+++ PROVIDED RECORDS
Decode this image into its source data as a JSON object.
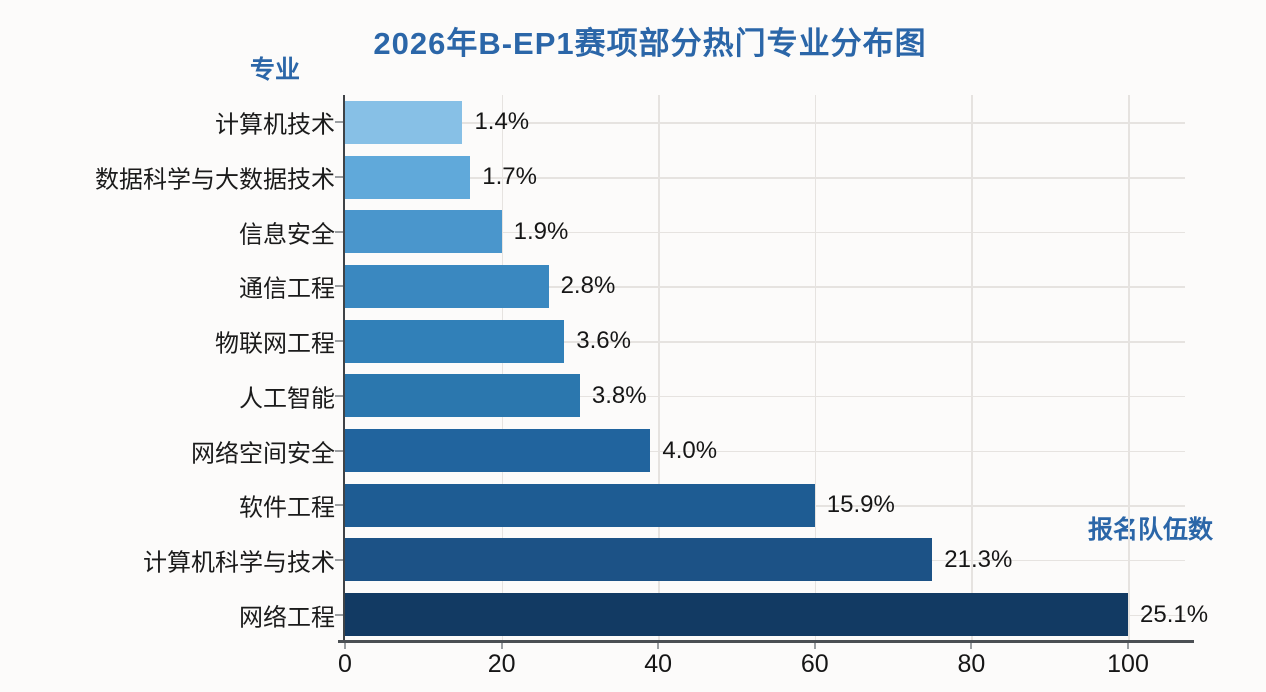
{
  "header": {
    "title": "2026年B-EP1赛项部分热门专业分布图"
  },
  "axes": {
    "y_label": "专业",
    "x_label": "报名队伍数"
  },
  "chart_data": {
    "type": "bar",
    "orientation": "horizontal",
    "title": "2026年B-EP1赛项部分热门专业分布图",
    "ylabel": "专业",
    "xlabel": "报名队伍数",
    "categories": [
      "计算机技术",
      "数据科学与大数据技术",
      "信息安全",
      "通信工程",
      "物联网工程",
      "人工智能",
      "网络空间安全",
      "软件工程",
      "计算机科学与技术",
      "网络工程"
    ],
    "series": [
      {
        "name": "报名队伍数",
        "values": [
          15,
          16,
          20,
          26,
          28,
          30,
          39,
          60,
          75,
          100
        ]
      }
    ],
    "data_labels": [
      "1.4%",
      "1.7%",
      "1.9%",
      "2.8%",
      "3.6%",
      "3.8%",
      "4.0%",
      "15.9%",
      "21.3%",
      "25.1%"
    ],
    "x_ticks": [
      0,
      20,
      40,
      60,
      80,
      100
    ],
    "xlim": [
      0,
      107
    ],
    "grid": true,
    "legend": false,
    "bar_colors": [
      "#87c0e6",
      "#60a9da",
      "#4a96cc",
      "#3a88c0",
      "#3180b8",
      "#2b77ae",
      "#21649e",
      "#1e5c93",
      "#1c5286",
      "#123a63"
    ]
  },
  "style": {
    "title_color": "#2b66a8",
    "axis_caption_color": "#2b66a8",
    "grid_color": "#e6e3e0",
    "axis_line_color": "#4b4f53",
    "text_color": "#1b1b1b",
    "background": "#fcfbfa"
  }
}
++++++
Copy the records word for word, leaving no picture in the copy.

Decode this image into its source data as a JSON object.
{
  "header": {
    "title": "2026年B-EP1赛项部分热门专业分布图"
  },
  "axes": {
    "y_label": "专业",
    "x_label": "报名队伍数"
  },
  "chart_data": {
    "type": "bar",
    "orientation": "horizontal",
    "title": "2026年B-EP1赛项部分热门专业分布图",
    "ylabel": "专业",
    "xlabel": "报名队伍数",
    "categories": [
      "计算机技术",
      "数据科学与大数据技术",
      "信息安全",
      "通信工程",
      "物联网工程",
      "人工智能",
      "网络空间安全",
      "软件工程",
      "计算机科学与技术",
      "网络工程"
    ],
    "series": [
      {
        "name": "报名队伍数",
        "values": [
          15,
          16,
          20,
          26,
          28,
          30,
          39,
          60,
          75,
          100
        ]
      }
    ],
    "data_labels": [
      "1.4%",
      "1.7%",
      "1.9%",
      "2.8%",
      "3.6%",
      "3.8%",
      "4.0%",
      "15.9%",
      "21.3%",
      "25.1%"
    ],
    "x_ticks": [
      0,
      20,
      40,
      60,
      80,
      100
    ],
    "xlim": [
      0,
      107
    ],
    "grid": true,
    "legend": false,
    "bar_colors": [
      "#87c0e6",
      "#60a9da",
      "#4a96cc",
      "#3a88c0",
      "#3180b8",
      "#2b77ae",
      "#21649e",
      "#1e5c93",
      "#1c5286",
      "#123a63"
    ]
  },
  "style": {
    "title_color": "#2b66a8",
    "axis_caption_color": "#2b66a8",
    "grid_color": "#e6e3e0",
    "axis_line_color": "#4b4f53",
    "text_color": "#1b1b1b",
    "background": "#fcfbfa"
  }
}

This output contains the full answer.